DIRECTIVE> Transcribe the entries below exactly; leave every image out.

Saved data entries
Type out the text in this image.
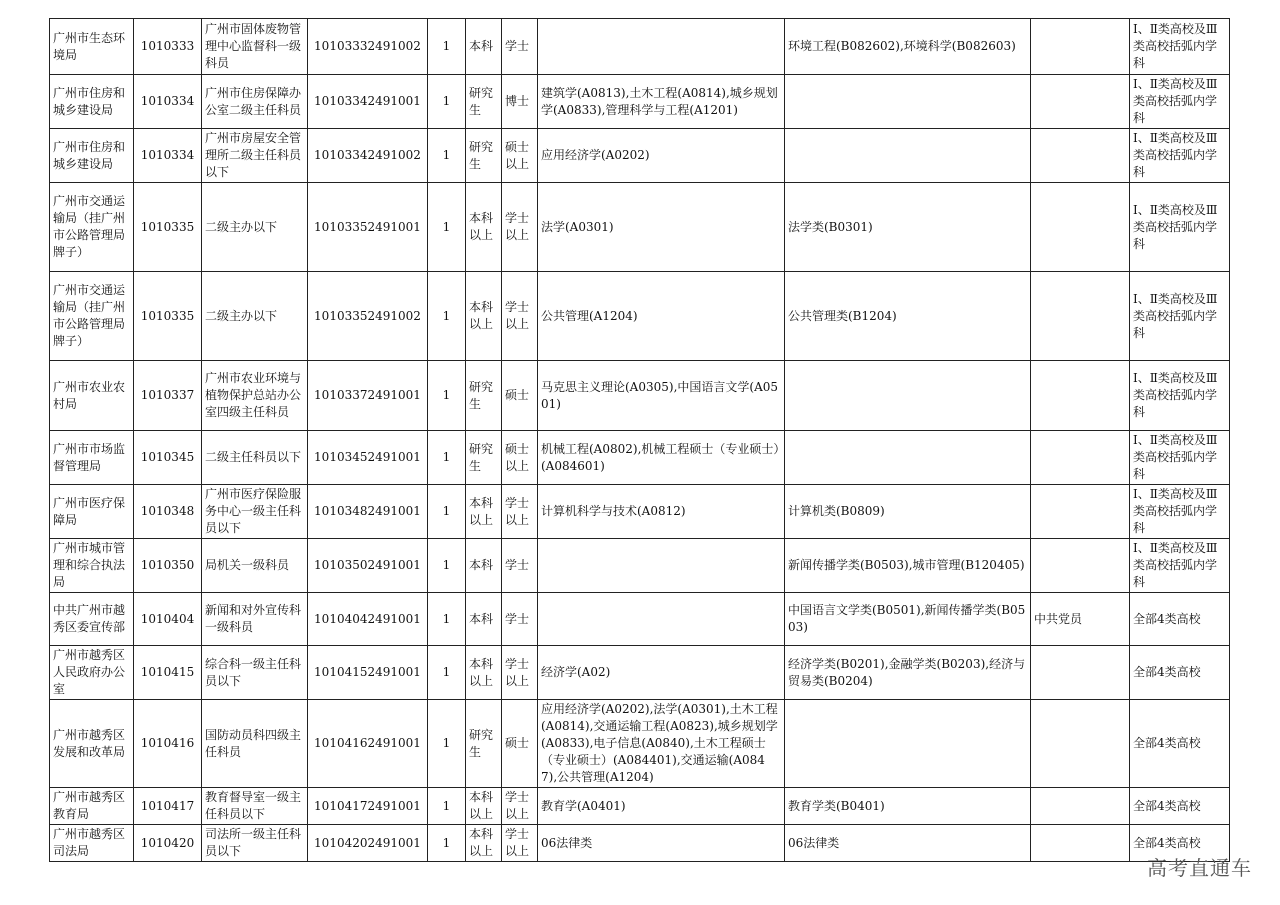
广州市生态环境局	1010333	广州市固体废物管理中心监督科一级科员	10103332491002	1	本科	学士		环境工程(B082602),环境科学(B082603)		Ⅰ、Ⅱ类高校及Ⅲ类高校括弧内学科
广州市住房和城乡建设局	1010334	广州市住房保障办公室二级主任科员	10103342491001	1	研究生	博士	建筑学(A0813),土木工程(A0814),城乡规划学(A0833),管理科学与工程(A1201)			Ⅰ、Ⅱ类高校及Ⅲ类高校括弧内学科
广州市住房和城乡建设局	1010334	广州市房屋安全管理所二级主任科员以下	10103342491002	1	研究生	硕士以上	应用经济学(A0202)			Ⅰ、Ⅱ类高校及Ⅲ类高校括弧内学科
广州市交通运输局（挂广州市公路管理局牌子）	1010335	二级主办以下	10103352491001	1	本科以上	学士以上	法学(A0301)	法学类(B0301)		Ⅰ、Ⅱ类高校及Ⅲ类高校括弧内学科
广州市交通运输局（挂广州市公路管理局牌子）	1010335	二级主办以下	10103352491002	1	本科以上	学士以上	公共管理(A1204)	公共管理类(B1204)		Ⅰ、Ⅱ类高校及Ⅲ类高校括弧内学科
广州市农业农村局	1010337	广州市农业环境与植物保护总站办公室四级主任科员	10103372491001	1	研究生	硕士	马克思主义理论(A0305),中国语言文学(A0501)			Ⅰ、Ⅱ类高校及Ⅲ类高校括弧内学科
广州市市场监督管理局	1010345	二级主任科员以下	10103452491001	1	研究生	硕士以上	机械工程(A0802),机械工程硕士（专业硕士）(A084601)			Ⅰ、Ⅱ类高校及Ⅲ类高校括弧内学科
广州市医疗保障局	1010348	广州市医疗保险服务中心一级主任科员以下	10103482491001	1	本科以上	学士以上	计算机科学与技术(A0812)	计算机类(B0809)		Ⅰ、Ⅱ类高校及Ⅲ类高校括弧内学科
广州市城市管理和综合执法局	1010350	局机关一级科员	10103502491001	1	本科	学士		新闻传播学类(B0503),城市管理(B120405)		Ⅰ、Ⅱ类高校及Ⅲ类高校括弧内学科
中共广州市越秀区委宣传部	1010404	新闻和对外宣传科一级科员	10104042491001	1	本科	学士		中国语言文学类(B0501),新闻传播学类(B0503)	中共党员	全部4类高校
广州市越秀区人民政府办公室	1010415	综合科一级主任科员以下	10104152491001	1	本科以上	学士以上	经济学(A02)	经济学类(B0201),金融学类(B0203),经济与贸易类(B0204)		全部4类高校
广州市越秀区发展和改革局	1010416	国防动员科四级主任科员	10104162491001	1	研究生	硕士	应用经济学(A0202),法学(A0301),土木工程(A0814),交通运输工程(A0823),城乡规划学(A0833),电子信息(A0840),土木工程硕士（专业硕士）(A084401),交通运输(A0847),公共管理(A1204)			全部4类高校
广州市越秀区教育局	1010417	教育督导室一级主任科员以下	10104172491001	1	本科以上	学士以上	教育学(A0401)	教育学类(B0401)		全部4类高校
广州市越秀区司法局	1010420	司法所一级主任科员以下	10104202491001	1	本科以上	学士以上	06法律类	06法律类		全部4类高校
高考直通车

THE SOLUTION>
Type out the text in this image.
广州市生态环境局	1010333	广州市固体废物管理中心监督科一级科员	10103332491002	1	本科	学士		环境工程(B082602),环境科学(B082603)		Ⅰ、Ⅱ类高校及Ⅲ类高校括弧内学科
广州市住房和城乡建设局	1010334	广州市住房保障办公室二级主任科员	10103342491001	1	研究生	博士	建筑学(A0813),土木工程(A0814),城乡规划学(A0833),管理科学与工程(A1201)			Ⅰ、Ⅱ类高校及Ⅲ类高校括弧内学科
广州市住房和城乡建设局	1010334	广州市房屋安全管理所二级主任科员以下	10103342491002	1	研究生	硕士以上	应用经济学(A0202)			Ⅰ、Ⅱ类高校及Ⅲ类高校括弧内学科
广州市交通运输局（挂广州市公路管理局牌子）	1010335	二级主办以下	10103352491001	1	本科以上	学士以上	法学(A0301)	法学类(B0301)		Ⅰ、Ⅱ类高校及Ⅲ类高校括弧内学科
广州市交通运输局（挂广州市公路管理局牌子）	1010335	二级主办以下	10103352491002	1	本科以上	学士以上	公共管理(A1204)	公共管理类(B1204)		Ⅰ、Ⅱ类高校及Ⅲ类高校括弧内学科
广州市农业农村局	1010337	广州市农业环境与植物保护总站办公室四级主任科员	10103372491001	1	研究生	硕士	马克思主义理论(A0305),中国语言文学(A0501)			Ⅰ、Ⅱ类高校及Ⅲ类高校括弧内学科
广州市市场监督管理局	1010345	二级主任科员以下	10103452491001	1	研究生	硕士以上	机械工程(A0802),机械工程硕士（专业硕士）(A084601)			Ⅰ、Ⅱ类高校及Ⅲ类高校括弧内学科
广州市医疗保障局	1010348	广州市医疗保险服务中心一级主任科员以下	10103482491001	1	本科以上	学士以上	计算机科学与技术(A0812)	计算机类(B0809)		Ⅰ、Ⅱ类高校及Ⅲ类高校括弧内学科
广州市城市管理和综合执法局	1010350	局机关一级科员	10103502491001	1	本科	学士		新闻传播学类(B0503),城市管理(B120405)		Ⅰ、Ⅱ类高校及Ⅲ类高校括弧内学科
中共广州市越秀区委宣传部	1010404	新闻和对外宣传科一级科员	10104042491001	1	本科	学士		中国语言文学类(B0501),新闻传播学类(B0503)	中共党员	全部4类高校
广州市越秀区人民政府办公室	1010415	综合科一级主任科员以下	10104152491001	1	本科以上	学士以上	经济学(A02)	经济学类(B0201),金融学类(B0203),经济与贸易类(B0204)		全部4类高校
广州市越秀区发展和改革局	1010416	国防动员科四级主任科员	10104162491001	1	研究生	硕士	应用经济学(A0202),法学(A0301),土木工程(A0814),交通运输工程(A0823),城乡规划学(A0833),电子信息(A0840),土木工程硕士（专业硕士）(A084401),交通运输(A0847),公共管理(A1204)			全部4类高校
广州市越秀区教育局	1010417	教育督导室一级主任科员以下	10104172491001	1	本科以上	学士以上	教育学(A0401)	教育学类(B0401)		全部4类高校
广州市越秀区司法局	1010420	司法所一级主任科员以下	10104202491001	1	本科以上	学士以上	06法律类	06法律类		全部4类高校
高考直通车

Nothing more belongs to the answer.